Exercise description: Copy out all of the data below with no alterations.

:: Extracted material ::

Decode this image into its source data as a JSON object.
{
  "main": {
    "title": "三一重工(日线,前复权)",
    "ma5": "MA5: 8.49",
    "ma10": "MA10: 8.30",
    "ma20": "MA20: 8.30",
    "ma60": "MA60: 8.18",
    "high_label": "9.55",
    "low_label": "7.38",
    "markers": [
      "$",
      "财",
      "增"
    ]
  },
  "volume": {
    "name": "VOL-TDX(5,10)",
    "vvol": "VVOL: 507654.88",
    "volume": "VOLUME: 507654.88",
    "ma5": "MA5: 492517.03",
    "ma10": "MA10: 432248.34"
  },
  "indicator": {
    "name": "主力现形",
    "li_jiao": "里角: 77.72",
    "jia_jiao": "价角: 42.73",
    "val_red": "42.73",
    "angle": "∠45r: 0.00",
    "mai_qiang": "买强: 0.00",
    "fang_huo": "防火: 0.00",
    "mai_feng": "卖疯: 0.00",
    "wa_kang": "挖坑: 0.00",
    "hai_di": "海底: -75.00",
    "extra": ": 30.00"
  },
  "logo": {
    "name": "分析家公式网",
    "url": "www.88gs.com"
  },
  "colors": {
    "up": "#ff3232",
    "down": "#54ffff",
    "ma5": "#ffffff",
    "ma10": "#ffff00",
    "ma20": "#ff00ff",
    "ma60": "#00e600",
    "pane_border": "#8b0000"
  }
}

:::

Solved exercise:
Decode this image into its source data as a JSON object.
{
  "main": {
    "title": "三一重工(日线,前复权)",
    "ma5": "MA5: 8.49",
    "ma10": "MA10: 8.30",
    "ma20": "MA20: 8.30",
    "ma60": "MA60: 8.18",
    "high_label": "9.55",
    "low_label": "7.38",
    "markers": [
      "$",
      "财",
      "增"
    ]
  },
  "volume": {
    "name": "VOL-TDX(5,10)",
    "vvol": "VVOL: 507654.88",
    "volume": "VOLUME: 507654.88",
    "ma5": "MA5: 492517.03",
    "ma10": "MA10: 432248.34"
  },
  "indicator": {
    "name": "主力现形",
    "li_jiao": "里角: 77.72",
    "jia_jiao": "价角: 42.73",
    "val_red": "42.73",
    "angle": "∠45r: 0.00",
    "mai_qiang": "买强: 0.00",
    "fang_huo": "防火: 0.00",
    "mai_feng": "卖疯: 0.00",
    "wa_kang": "挖坑: 0.00",
    "hai_di": "海底: -75.00",
    "extra": ": 30.00"
  },
  "logo": {
    "name": "分析家公式网",
    "url": "www.88gs.com"
  },
  "colors": {
    "up": "#ff3232",
    "down": "#54ffff",
    "ma5": "#ffffff",
    "ma10": "#ffff00",
    "ma20": "#ff00ff",
    "ma60": "#00e600",
    "pane_border": "#8b0000"
  }
}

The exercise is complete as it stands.